-- start of Task material --
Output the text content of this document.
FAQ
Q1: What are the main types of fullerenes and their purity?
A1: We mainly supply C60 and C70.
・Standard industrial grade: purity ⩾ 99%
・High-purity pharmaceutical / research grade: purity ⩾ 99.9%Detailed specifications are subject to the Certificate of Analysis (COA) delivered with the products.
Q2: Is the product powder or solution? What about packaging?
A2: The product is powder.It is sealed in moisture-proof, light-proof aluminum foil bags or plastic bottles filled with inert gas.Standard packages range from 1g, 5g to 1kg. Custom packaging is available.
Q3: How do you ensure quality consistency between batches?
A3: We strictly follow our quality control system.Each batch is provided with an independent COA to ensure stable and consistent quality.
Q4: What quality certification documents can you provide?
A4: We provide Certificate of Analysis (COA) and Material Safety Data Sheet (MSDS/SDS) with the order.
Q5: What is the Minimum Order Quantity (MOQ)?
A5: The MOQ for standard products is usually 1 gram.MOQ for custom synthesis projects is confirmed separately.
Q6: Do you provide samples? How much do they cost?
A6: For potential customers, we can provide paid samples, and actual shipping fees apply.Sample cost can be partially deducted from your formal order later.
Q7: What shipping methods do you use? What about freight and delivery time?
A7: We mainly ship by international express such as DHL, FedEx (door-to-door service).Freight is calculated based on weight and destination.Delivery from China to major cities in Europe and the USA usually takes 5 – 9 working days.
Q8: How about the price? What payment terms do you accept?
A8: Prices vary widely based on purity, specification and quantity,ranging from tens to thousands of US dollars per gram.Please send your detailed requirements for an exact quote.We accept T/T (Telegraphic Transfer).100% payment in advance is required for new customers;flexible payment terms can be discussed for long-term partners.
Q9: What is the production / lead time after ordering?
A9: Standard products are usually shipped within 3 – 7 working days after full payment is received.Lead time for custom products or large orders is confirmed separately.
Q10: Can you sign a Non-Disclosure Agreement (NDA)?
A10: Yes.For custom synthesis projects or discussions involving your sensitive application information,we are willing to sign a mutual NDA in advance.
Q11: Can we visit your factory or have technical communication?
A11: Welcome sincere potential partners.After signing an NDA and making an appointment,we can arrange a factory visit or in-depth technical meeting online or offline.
-- end of Task material --
→ **Required work**: Reproduce every line above without error.

→ **Answer for the task**:
Output the text content of this document.
FAQ
Q1: What are the main types of fullerenes and their purity?
A1: We mainly supply C60 and C70.
・Standard industrial grade: purity ⩾ 99%
・High-purity pharmaceutical / research grade: purity ⩾ 99.9%Detailed specifications are subject to the Certificate of Analysis (COA) delivered with the products.
Q2: Is the product powder or solution? What about packaging?
A2: The product is powder.It is sealed in moisture-proof, light-proof aluminum foil bags or plastic bottles filled with inert gas.Standard packages range from 1g, 5g to 1kg. Custom packaging is available.
Q3: How do you ensure quality consistency between batches?
A3: We strictly follow our quality control system.Each batch is provided with an independent COA to ensure stable and consistent quality.
Q4: What quality certification documents can you provide?
A4: We provide Certificate of Analysis (COA) and Material Safety Data Sheet (MSDS/SDS) with the order.
Q5: What is the Minimum Order Quantity (MOQ)?
A5: The MOQ for standard products is usually 1 gram.MOQ for custom synthesis projects is confirmed separately.
Q6: Do you provide samples? How much do they cost?
A6: For potential customers, we can provide paid samples, and actual shipping fees apply.Sample cost can be partially deducted from your formal order later.
Q7: What shipping methods do you use? What about freight and delivery time?
A7: We mainly ship by international express such as DHL, FedEx (door-to-door service).Freight is calculated based on weight and destination.Delivery from China to major cities in Europe and the USA usually takes 5 – 9 working days.
Q8: How about the price? What payment terms do you accept?
A8: Prices vary widely based on purity, specification and quantity,ranging from tens to thousands of US dollars per gram.Please send your detailed requirements for an exact quote.We accept T/T (Telegraphic Transfer).100% payment in advance is required for new customers;flexible payment terms can be discussed for long-term partners.
Q9: What is the production / lead time after ordering?
A9: Standard products are usually shipped within 3 – 7 working days after full payment is received.Lead time for custom products or large orders is confirmed separately.
Q10: Can you sign a Non-Disclosure Agreement (NDA)?
A10: Yes.For custom synthesis projects or discussions involving your sensitive application information,we are willing to sign a mutual NDA in advance.
Q11: Can we visit your factory or have technical communication?
A11: Welcome sincere potential partners.After signing an NDA and making an appointment,we can arrange a factory visit or in-depth technical meeting online or offline.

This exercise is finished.